• [Job]
Copy out each line of the material below that holds the string "interpolation".

• [Material provided]
§

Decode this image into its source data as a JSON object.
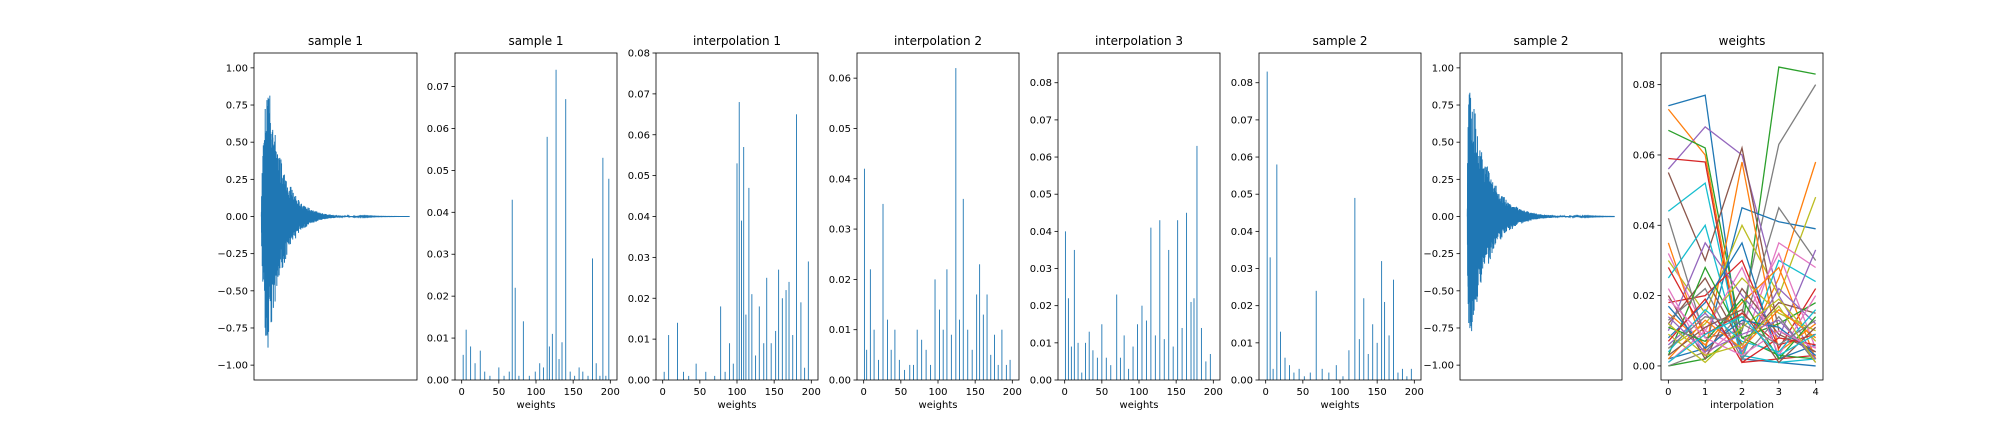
{
  "chart_data": [
    {
      "type": "line",
      "title": "sample 1",
      "xlabel": "",
      "ylabel": "",
      "ylim": [
        -1.1,
        1.1
      ],
      "x_ticks": [],
      "y_ticks": [
        -1.0,
        -0.75,
        -0.5,
        -0.25,
        0.0,
        0.25,
        0.5,
        0.75,
        1.0
      ],
      "y_tick_labels": [
        "−1.00",
        "−0.75",
        "−0.50",
        "−0.25",
        "0.00",
        "0.25",
        "0.50",
        "0.75",
        "1.00"
      ],
      "waveform": {
        "peak": 1.0,
        "onset": 0.04,
        "decay": 0.1,
        "end": 1.0
      },
      "color": "#1f77b4"
    },
    {
      "type": "bar",
      "title": "sample 1",
      "xlabel": "weights",
      "ylabel": "",
      "xlim": [
        -9,
        209
      ],
      "ylim": [
        0,
        0.078
      ],
      "x_ticks": [
        0,
        50,
        100,
        150,
        200
      ],
      "y_ticks": [
        0.0,
        0.01,
        0.02,
        0.03,
        0.04,
        0.05,
        0.06,
        0.07
      ],
      "y_tick_labels": [
        "0.00",
        "0.01",
        "0.02",
        "0.03",
        "0.04",
        "0.05",
        "0.06",
        "0.07"
      ],
      "x": [
        2,
        6,
        12,
        18,
        25,
        31,
        38,
        50,
        57,
        64,
        68,
        72,
        77,
        83,
        91,
        99,
        105,
        110,
        115,
        118,
        122,
        127,
        131,
        135,
        140,
        146,
        152,
        158,
        163,
        170,
        176,
        181,
        186,
        190,
        194,
        198
      ],
      "values": [
        0.006,
        0.012,
        0.008,
        0.004,
        0.007,
        0.002,
        0.001,
        0.003,
        0.001,
        0.002,
        0.043,
        0.022,
        0.001,
        0.014,
        0.001,
        0.002,
        0.004,
        0.003,
        0.058,
        0.008,
        0.011,
        0.074,
        0.005,
        0.009,
        0.067,
        0.002,
        0.001,
        0.003,
        0.002,
        0.001,
        0.029,
        0.004,
        0.001,
        0.053,
        0.001,
        0.048
      ],
      "color": "#1f77b4"
    },
    {
      "type": "bar",
      "title": "interpolation 1",
      "xlabel": "weights",
      "ylabel": "",
      "xlim": [
        -9,
        209
      ],
      "ylim": [
        0,
        0.08
      ],
      "x_ticks": [
        0,
        50,
        100,
        150,
        200
      ],
      "y_ticks": [
        0.0,
        0.01,
        0.02,
        0.03,
        0.04,
        0.05,
        0.06,
        0.07,
        0.08
      ],
      "y_tick_labels": [
        "0.00",
        "0.01",
        "0.02",
        "0.03",
        "0.04",
        "0.05",
        "0.06",
        "0.07",
        "0.08"
      ],
      "x": [
        2,
        8,
        20,
        28,
        35,
        45,
        58,
        70,
        78,
        84,
        90,
        95,
        100,
        103,
        106,
        109,
        112,
        116,
        120,
        125,
        130,
        136,
        140,
        146,
        152,
        156,
        161,
        166,
        170,
        175,
        180,
        186,
        191,
        196
      ],
      "values": [
        0.002,
        0.011,
        0.014,
        0.002,
        0.001,
        0.004,
        0.002,
        0.001,
        0.018,
        0.002,
        0.009,
        0.004,
        0.053,
        0.068,
        0.039,
        0.057,
        0.016,
        0.047,
        0.021,
        0.006,
        0.018,
        0.009,
        0.025,
        0.009,
        0.012,
        0.027,
        0.02,
        0.022,
        0.024,
        0.011,
        0.065,
        0.019,
        0.003,
        0.029
      ],
      "color": "#1f77b4"
    },
    {
      "type": "bar",
      "title": "interpolation 2",
      "xlabel": "weights",
      "ylabel": "",
      "xlim": [
        -9,
        209
      ],
      "ylim": [
        0,
        0.065
      ],
      "x_ticks": [
        0,
        50,
        100,
        150,
        200
      ],
      "y_ticks": [
        0.0,
        0.01,
        0.02,
        0.03,
        0.04,
        0.05,
        0.06
      ],
      "y_tick_labels": [
        "0.00",
        "0.01",
        "0.02",
        "0.03",
        "0.04",
        "0.05",
        "0.06"
      ],
      "x": [
        1,
        4,
        9,
        14,
        20,
        26,
        32,
        37,
        42,
        48,
        55,
        62,
        67,
        72,
        78,
        84,
        90,
        96,
        102,
        107,
        112,
        118,
        124,
        129,
        134,
        140,
        146,
        152,
        156,
        161,
        166,
        171,
        176,
        181,
        186,
        192,
        197
      ],
      "values": [
        0.042,
        0.006,
        0.022,
        0.01,
        0.004,
        0.035,
        0.012,
        0.006,
        0.01,
        0.004,
        0.002,
        0.003,
        0.003,
        0.01,
        0.008,
        0.006,
        0.003,
        0.02,
        0.014,
        0.01,
        0.022,
        0.009,
        0.062,
        0.012,
        0.036,
        0.01,
        0.006,
        0.017,
        0.023,
        0.013,
        0.017,
        0.005,
        0.009,
        0.003,
        0.01,
        0.003,
        0.004
      ],
      "color": "#1f77b4"
    },
    {
      "type": "bar",
      "title": "interpolation 3",
      "xlabel": "weights",
      "ylabel": "",
      "xlim": [
        -9,
        209
      ],
      "ylim": [
        0,
        0.088
      ],
      "x_ticks": [
        0,
        50,
        100,
        150,
        200
      ],
      "y_ticks": [
        0.0,
        0.01,
        0.02,
        0.03,
        0.04,
        0.05,
        0.06,
        0.07,
        0.08
      ],
      "y_tick_labels": [
        "0.00",
        "0.01",
        "0.02",
        "0.03",
        "0.04",
        "0.05",
        "0.06",
        "0.07",
        "0.08"
      ],
      "x": [
        1,
        5,
        9,
        13,
        18,
        23,
        28,
        33,
        38,
        44,
        50,
        56,
        62,
        70,
        75,
        80,
        86,
        92,
        98,
        104,
        110,
        116,
        122,
        128,
        134,
        140,
        146,
        152,
        158,
        164,
        170,
        174,
        178,
        184,
        190,
        196
      ],
      "values": [
        0.04,
        0.022,
        0.009,
        0.035,
        0.01,
        0.002,
        0.01,
        0.013,
        0.008,
        0.006,
        0.015,
        0.006,
        0.004,
        0.023,
        0.006,
        0.012,
        0.003,
        0.009,
        0.015,
        0.02,
        0.016,
        0.041,
        0.012,
        0.043,
        0.011,
        0.035,
        0.009,
        0.043,
        0.014,
        0.045,
        0.021,
        0.022,
        0.063,
        0.014,
        0.005,
        0.007
      ],
      "color": "#1f77b4"
    },
    {
      "type": "bar",
      "title": "sample 2",
      "xlabel": "weights",
      "ylabel": "",
      "xlim": [
        -9,
        209
      ],
      "ylim": [
        0,
        0.088
      ],
      "x_ticks": [
        0,
        50,
        100,
        150,
        200
      ],
      "y_ticks": [
        0.0,
        0.01,
        0.02,
        0.03,
        0.04,
        0.05,
        0.06,
        0.07,
        0.08
      ],
      "y_tick_labels": [
        "0.00",
        "0.01",
        "0.02",
        "0.03",
        "0.04",
        "0.05",
        "0.06",
        "0.07",
        "0.08"
      ],
      "x": [
        2,
        6,
        10,
        15,
        20,
        26,
        32,
        38,
        45,
        52,
        60,
        68,
        76,
        85,
        95,
        104,
        112,
        120,
        126,
        132,
        138,
        144,
        150,
        156,
        160,
        166,
        172,
        178,
        184,
        190,
        196
      ],
      "values": [
        0.083,
        0.033,
        0.003,
        0.058,
        0.013,
        0.006,
        0.004,
        0.002,
        0.003,
        0.001,
        0.002,
        0.024,
        0.003,
        0.002,
        0.004,
        0.001,
        0.008,
        0.049,
        0.011,
        0.022,
        0.007,
        0.015,
        0.01,
        0.032,
        0.021,
        0.012,
        0.027,
        0.002,
        0.003,
        0.001,
        0.003
      ],
      "color": "#1f77b4"
    },
    {
      "type": "line",
      "title": "sample 2",
      "xlabel": "",
      "ylabel": "",
      "ylim": [
        -1.1,
        1.1
      ],
      "x_ticks": [],
      "y_ticks": [
        -1.0,
        -0.75,
        -0.5,
        -0.25,
        0.0,
        0.25,
        0.5,
        0.75,
        1.0
      ],
      "y_tick_labels": [
        "−1.00",
        "−0.75",
        "−0.50",
        "−0.25",
        "0.00",
        "0.25",
        "0.50",
        "0.75",
        "1.00"
      ],
      "waveform": {
        "peak": 1.0,
        "onset": 0.01,
        "decay": 0.12,
        "end": 1.0
      },
      "color": "#1f77b4"
    },
    {
      "type": "line",
      "title": "weights",
      "xlabel": "interpolation",
      "ylabel": "",
      "xlim": [
        -0.2,
        4.2
      ],
      "ylim": [
        -0.004,
        0.089
      ],
      "x_ticks": [
        0,
        1,
        2,
        3,
        4
      ],
      "y_ticks": [
        0.0,
        0.02,
        0.04,
        0.06,
        0.08
      ],
      "y_tick_labels": [
        "0.00",
        "0.02",
        "0.04",
        "0.06",
        "0.08"
      ],
      "x": [
        0,
        1,
        2,
        3,
        4
      ],
      "series": [
        {
          "color": "#1f77b4",
          "values": [
            0.074,
            0.077,
            0.002,
            0.001,
            0.0
          ]
        },
        {
          "color": "#2ca02c",
          "values": [
            0.0,
            0.002,
            0.01,
            0.085,
            0.083
          ]
        },
        {
          "color": "#ff7f0e",
          "values": [
            0.073,
            0.06,
            0.003,
            0.025,
            0.058
          ]
        },
        {
          "color": "#7f7f7f",
          "values": [
            0.0,
            0.004,
            0.015,
            0.063,
            0.08
          ]
        },
        {
          "color": "#9467bd",
          "values": [
            0.056,
            0.068,
            0.06,
            0.02,
            0.002
          ]
        },
        {
          "color": "#d62728",
          "values": [
            0.059,
            0.058,
            0.001,
            0.002,
            0.003
          ]
        },
        {
          "color": "#2ca02c",
          "values": [
            0.067,
            0.062,
            0.008,
            0.003,
            0.002
          ]
        },
        {
          "color": "#17becf",
          "values": [
            0.044,
            0.052,
            0.003,
            0.001,
            0.002
          ]
        },
        {
          "color": "#1f77b4",
          "values": [
            0.002,
            0.005,
            0.045,
            0.041,
            0.039
          ]
        },
        {
          "color": "#bcbd22",
          "values": [
            0.03,
            0.015,
            0.04,
            0.02,
            0.048
          ]
        },
        {
          "color": "#e377c2",
          "values": [
            0.032,
            0.01,
            0.005,
            0.035,
            0.028
          ]
        },
        {
          "color": "#8c564b",
          "values": [
            0.055,
            0.03,
            0.062,
            0.01,
            0.004
          ]
        },
        {
          "color": "#ff7f0e",
          "values": [
            0.035,
            0.004,
            0.058,
            0.004,
            0.012
          ]
        },
        {
          "color": "#7f7f7f",
          "values": [
            0.042,
            0.008,
            0.01,
            0.045,
            0.03
          ]
        },
        {
          "color": "#17becf",
          "values": [
            0.025,
            0.04,
            0.002,
            0.03,
            0.024
          ]
        },
        {
          "color": "#d62728",
          "values": [
            0.018,
            0.02,
            0.03,
            0.005,
            0.022
          ]
        },
        {
          "color": "#9467bd",
          "values": [
            0.01,
            0.035,
            0.02,
            0.008,
            0.033
          ]
        },
        {
          "color": "#bcbd22",
          "values": [
            0.005,
            0.012,
            0.025,
            0.015,
            0.01
          ]
        },
        {
          "color": "#e377c2",
          "values": [
            0.022,
            0.003,
            0.012,
            0.032,
            0.005
          ]
        },
        {
          "color": "#8c564b",
          "values": [
            0.012,
            0.025,
            0.006,
            0.018,
            0.015
          ]
        },
        {
          "color": "#1f77b4",
          "values": [
            0.008,
            0.018,
            0.035,
            0.002,
            0.006
          ]
        },
        {
          "color": "#ff7f0e",
          "values": [
            0.015,
            0.006,
            0.018,
            0.028,
            0.002
          ]
        },
        {
          "color": "#2ca02c",
          "values": [
            0.003,
            0.028,
            0.008,
            0.012,
            0.018
          ]
        },
        {
          "color": "#d62728",
          "values": [
            0.028,
            0.009,
            0.015,
            0.006,
            0.009
          ]
        },
        {
          "color": "#9467bd",
          "values": [
            0.006,
            0.015,
            0.004,
            0.022,
            0.012
          ]
        },
        {
          "color": "#8c564b",
          "values": [
            0.02,
            0.002,
            0.022,
            0.009,
            0.004
          ]
        },
        {
          "color": "#e377c2",
          "values": [
            0.001,
            0.01,
            0.028,
            0.003,
            0.02
          ]
        },
        {
          "color": "#7f7f7f",
          "values": [
            0.013,
            0.022,
            0.002,
            0.014,
            0.001
          ]
        },
        {
          "color": "#bcbd22",
          "values": [
            0.009,
            0.001,
            0.011,
            0.019,
            0.007
          ]
        },
        {
          "color": "#17becf",
          "values": [
            0.004,
            0.016,
            0.007,
            0.004,
            0.016
          ]
        },
        {
          "color": "#1f77b4",
          "values": [
            0.017,
            0.005,
            0.013,
            0.011,
            0.003
          ]
        },
        {
          "color": "#ff7f0e",
          "values": [
            0.002,
            0.013,
            0.005,
            0.016,
            0.008
          ]
        },
        {
          "color": "#2ca02c",
          "values": [
            0.011,
            0.007,
            0.019,
            0.002,
            0.014
          ]
        },
        {
          "color": "#d62728",
          "values": [
            0.007,
            0.019,
            0.001,
            0.008,
            0.006
          ]
        },
        {
          "color": "#9467bd",
          "values": [
            0.014,
            0.004,
            0.009,
            0.013,
            0.002
          ]
        },
        {
          "color": "#8c564b",
          "values": [
            0.003,
            0.011,
            0.016,
            0.001,
            0.011
          ]
        },
        {
          "color": "#e377c2",
          "values": [
            0.019,
            0.008,
            0.003,
            0.01,
            0.005
          ]
        },
        {
          "color": "#7f7f7f",
          "values": [
            0.005,
            0.014,
            0.012,
            0.006,
            0.013
          ]
        },
        {
          "color": "#bcbd22",
          "values": [
            0.012,
            0.003,
            0.006,
            0.017,
            0.001
          ]
        },
        {
          "color": "#17becf",
          "values": [
            0.001,
            0.009,
            0.014,
            0.003,
            0.009
          ]
        }
      ]
    }
  ]
}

§

• [In response]
      "title": "interpolation 1",
      "title": "interpolation 2",
      "title": "interpolation 3",
      "xlabel": "interpolation",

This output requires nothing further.